Produce an exact transcription of the listing below, omitting the pictures.

(A run of records)
# # # # #

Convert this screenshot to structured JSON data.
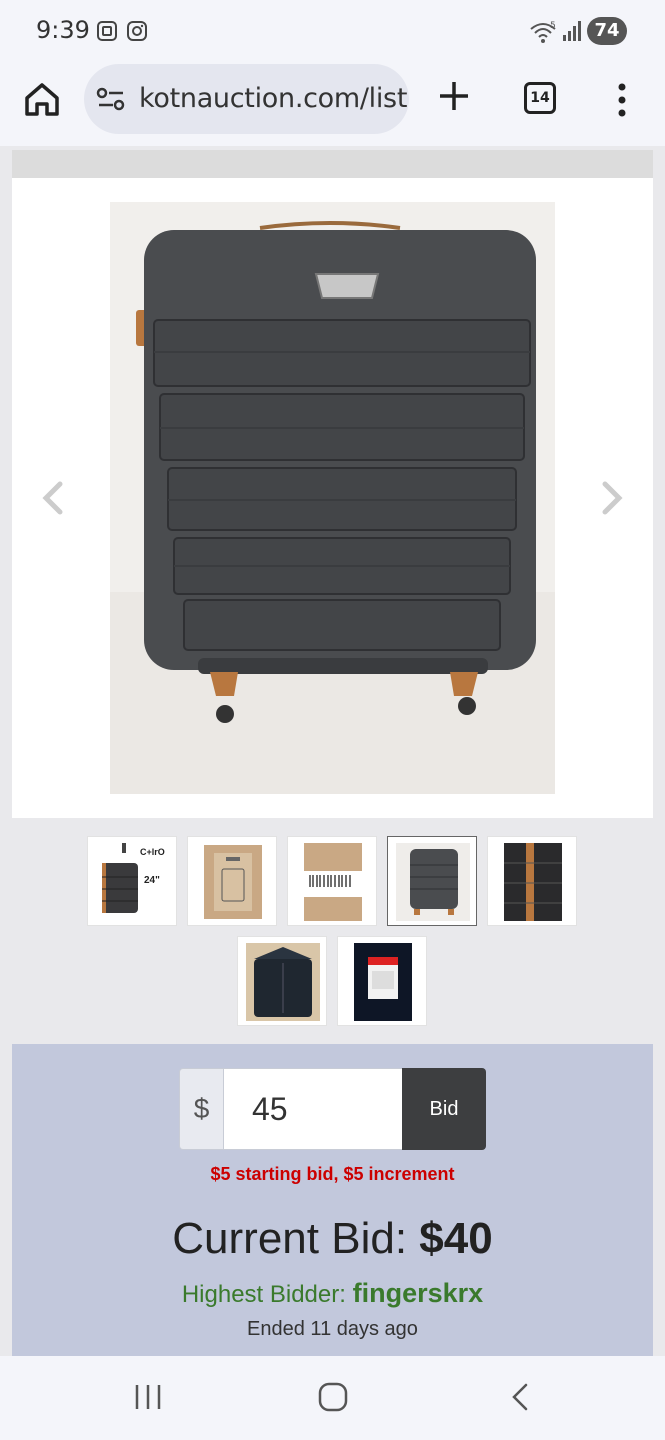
{
  "status": {
    "time": "9:39",
    "battery": "74",
    "wifi_badge": "5"
  },
  "browser": {
    "url": "kotnauction.com/listi",
    "tab_count": "14"
  },
  "carousel": {
    "prev_label": "previous photo",
    "next_label": "next photo"
  },
  "thumbnails": [
    {
      "name": "thumb-luggage-front",
      "active": false
    },
    {
      "name": "thumb-box",
      "active": false
    },
    {
      "name": "thumb-label",
      "active": false
    },
    {
      "name": "thumb-main",
      "active": true
    },
    {
      "name": "thumb-side",
      "active": false
    },
    {
      "name": "thumb-interior",
      "active": false
    },
    {
      "name": "thumb-tag",
      "active": false
    }
  ],
  "thumb_text": {
    "brand": "C+lrO",
    "size": "24\""
  },
  "bid": {
    "currency_symbol": "$",
    "input_value": "45",
    "button_label": "Bid",
    "note": "$5 starting bid, $5 increment",
    "current_label": "Current Bid:",
    "current_value": "$40",
    "bidder_label": "Highest Bidder:",
    "bidder_name": "fingerskrx",
    "ended_text": "Ended 11 days ago"
  },
  "colors": {
    "accent_green": "#3a7a2c",
    "note_red": "#cc0000",
    "panel": "#c2c8dc",
    "bid_button": "#3d3e40"
  }
}
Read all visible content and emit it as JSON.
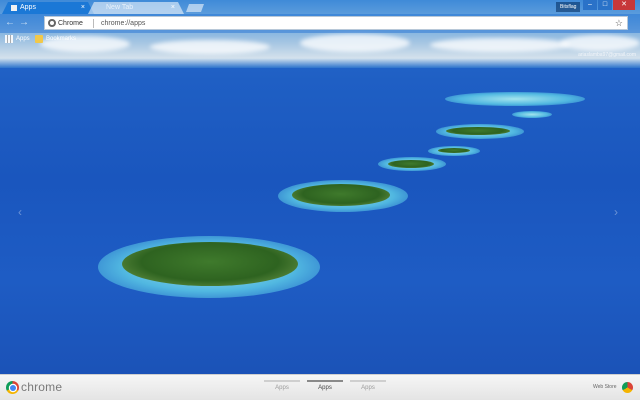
{
  "browser": {
    "tabs": [
      {
        "label": "Apps",
        "active": true
      },
      {
        "label": "New Tab",
        "active": false
      }
    ],
    "profile_name": "Bitsflag",
    "window_controls": {
      "minimize": "–",
      "maximize": "□",
      "close": "✕"
    }
  },
  "toolbar": {
    "back_icon": "back-arrow-icon",
    "forward_icon": "forward-arrow-icon",
    "address": {
      "chip": "Chrome",
      "url": "chrome://apps"
    }
  },
  "bookmarks": {
    "apps_label": "Apps",
    "bookmarks_label": "Bookmarks"
  },
  "account_email": "ariaslamba97@gmail.com",
  "bottom": {
    "brand": "chrome",
    "page_tabs": [
      {
        "label": "Apps",
        "selected": false
      },
      {
        "label": "Apps",
        "selected": true
      },
      {
        "label": "Apps",
        "selected": false
      }
    ],
    "webstore_label": "Web Store"
  },
  "theme": {
    "accent": "#1b78d6",
    "close_red": "#c7383a"
  }
}
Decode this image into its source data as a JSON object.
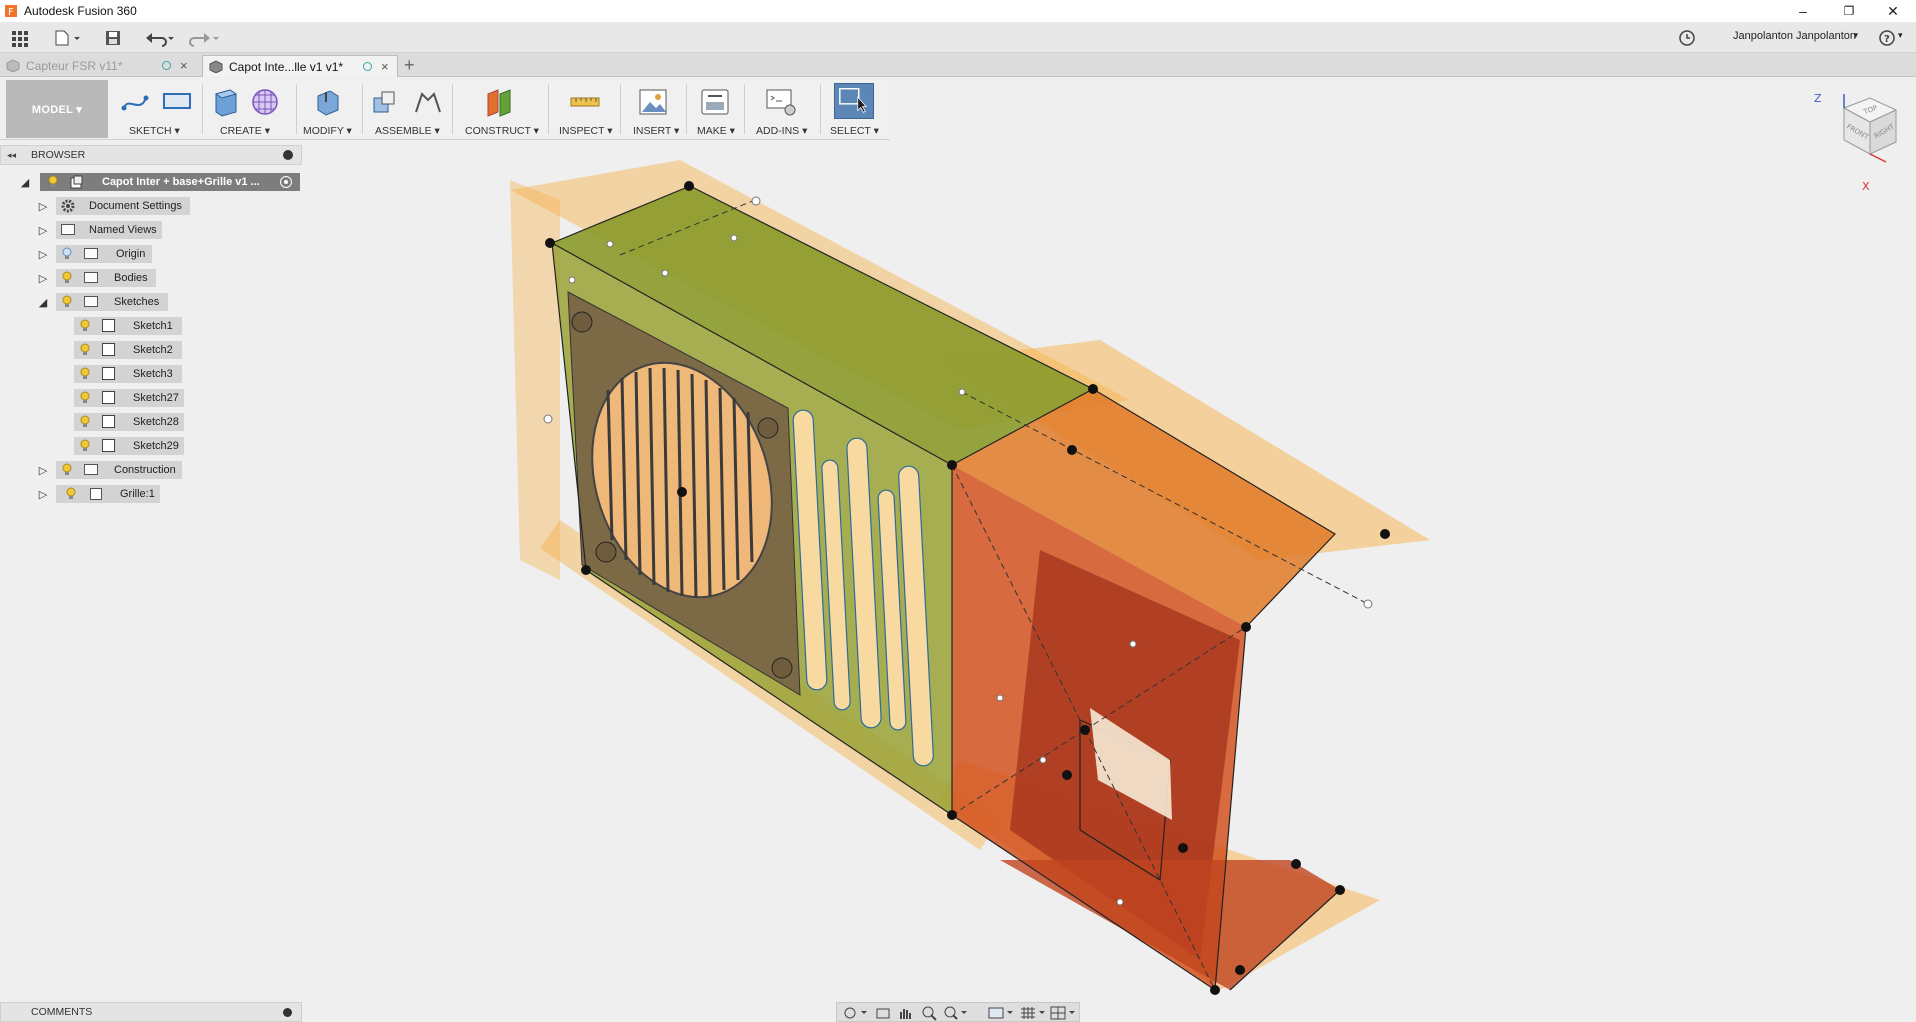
{
  "window": {
    "title": "Autodesk Fusion 360",
    "minimize": "–",
    "restore": "❐",
    "close": "✕"
  },
  "appbar": {
    "user": "Janpolanton Janpolanton",
    "user_caret": "▾",
    "help": "?",
    "help_caret": "▾"
  },
  "tabs": [
    {
      "label": "Capteur FSR v11*",
      "active": false
    },
    {
      "label": "Capot Inte...lle v1 v1*",
      "active": true
    }
  ],
  "tab_add": "+",
  "toolbar": {
    "workspace": "MODEL ▾",
    "groups": [
      "SKETCH ▾",
      "CREATE ▾",
      "MODIFY ▾",
      "ASSEMBLE ▾",
      "CONSTRUCT ▾",
      "INSPECT ▾",
      "INSERT ▾",
      "MAKE ▾",
      "ADD-INS ▾",
      "SELECT ▾"
    ]
  },
  "browser": {
    "header": "BROWSER",
    "collapse": "◂◂",
    "root": "Capot Inter + base+Grille v1 ...",
    "items": {
      "document_settings": "Document Settings",
      "named_views": "Named Views",
      "origin": "Origin",
      "bodies": "Bodies",
      "sketches": "Sketches",
      "construction": "Construction",
      "grille": "Grille:1"
    },
    "sketches": [
      "Sketch1",
      "Sketch2",
      "Sketch3",
      "Sketch27",
      "Sketch28",
      "Sketch29"
    ]
  },
  "comments": {
    "header": "COMMENTS"
  },
  "viewcube": {
    "top": "TOP",
    "front": "FRONT",
    "right": "RIGHT",
    "z": "Z",
    "x": "X"
  },
  "colors": {
    "accent": "#5b86b5",
    "plane": "#f7b24a",
    "body_green": "#8a9a2a",
    "body_orange": "#d2521e",
    "body_red": "#a8341e"
  }
}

# # # # #

**Reply to the exercise**.
Convert this screenshot to structured JSON data.
{
  "status": {
    "time": "9:39",
    "battery": "74",
    "wifi_badge": "5"
  },
  "browser": {
    "url": "kotnauction.com/listi",
    "tab_count": "14"
  },
  "carousel": {
    "prev_label": "previous photo",
    "next_label": "next photo"
  },
  "thumbnails": [
    {
      "name": "thumb-luggage-front",
      "active": false
    },
    {
      "name": "thumb-box",
      "active": false
    },
    {
      "name": "thumb-label",
      "active": false
    },
    {
      "name": "thumb-main",
      "active": true
    },
    {
      "name": "thumb-side",
      "active": false
    },
    {
      "name": "thumb-interior",
      "active": false
    },
    {
      "name": "thumb-tag",
      "active": false
    }
  ],
  "thumb_text": {
    "brand": "C+lrO",
    "size": "24\""
  },
  "bid": {
    "currency_symbol": "$",
    "input_value": "45",
    "button_label": "Bid",
    "note": "$5 starting bid, $5 increment",
    "current_label": "Current Bid:",
    "current_value": "$40",
    "bidder_label": "Highest Bidder:",
    "bidder_name": "fingerskrx",
    "ended_text": "Ended 11 days ago"
  },
  "colors": {
    "accent_green": "#3a7a2c",
    "note_red": "#cc0000",
    "panel": "#c2c8dc",
    "bid_button": "#3d3e40"
  }
}
Read all visible content and emit it as JSON.
{
  "browser": {
    "tabs": [
      {
        "label": "Apps",
        "active": true
      },
      {
        "label": "New Tab",
        "active": false
      }
    ],
    "profile_name": "Bitsflag",
    "window_controls": {
      "minimize": "–",
      "maximize": "□",
      "close": "✕"
    }
  },
  "toolbar": {
    "back_icon": "back-arrow-icon",
    "forward_icon": "forward-arrow-icon",
    "address": {
      "chip": "Chrome",
      "url": "chrome://apps"
    }
  },
  "bookmarks": {
    "apps_label": "Apps",
    "bookmarks_label": "Bookmarks"
  },
  "account_email": "ariaslamba97@gmail.com",
  "bottom": {
    "brand": "chrome",
    "page_tabs": [
      {
        "label": "Apps",
        "selected": false
      },
      {
        "label": "Apps",
        "selected": true
      },
      {
        "label": "Apps",
        "selected": false
      }
    ],
    "webstore_label": "Web Store"
  },
  "theme": {
    "accent": "#1b78d6",
    "close_red": "#c7383a"
  }
}
Decode this image into its source data as a JSON object.
{
  "window": {
    "title": "Autodesk Fusion 360",
    "minimize": "–",
    "restore": "❐",
    "close": "✕"
  },
  "appbar": {
    "user": "Janpolanton Janpolanton",
    "user_caret": "▾",
    "help": "?",
    "help_caret": "▾"
  },
  "tabs": [
    {
      "label": "Capteur FSR v11*",
      "active": false
    },
    {
      "label": "Capot Inte...lle v1 v1*",
      "active": true
    }
  ],
  "tab_add": "+",
  "toolbar": {
    "workspace": "MODEL ▾",
    "groups": [
      "SKETCH ▾",
      "CREATE ▾",
      "MODIFY ▾",
      "ASSEMBLE ▾",
      "CONSTRUCT ▾",
      "INSPECT ▾",
      "INSERT ▾",
      "MAKE ▾",
      "ADD-INS ▾",
      "SELECT ▾"
    ]
  },
  "browser": {
    "header": "BROWSER",
    "collapse": "◂◂",
    "root": "Capot Inter + base+Grille v1 ...",
    "items": {
      "document_settings": "Document Settings",
      "named_views": "Named Views",
      "origin": "Origin",
      "bodies": "Bodies",
      "sketches": "Sketches",
      "construction": "Construction",
      "grille": "Grille:1"
    },
    "sketches": [
      "Sketch1",
      "Sketch2",
      "Sketch3",
      "Sketch27",
      "Sketch28",
      "Sketch29"
    ]
  },
  "comments": {
    "header": "COMMENTS"
  },
  "viewcube": {
    "top": "TOP",
    "front": "FRONT",
    "right": "RIGHT",
    "z": "Z",
    "x": "X"
  },
  "colors": {
    "accent": "#5b86b5",
    "plane": "#f7b24a",
    "body_green": "#8a9a2a",
    "body_orange": "#d2521e",
    "body_red": "#a8341e"
  }
}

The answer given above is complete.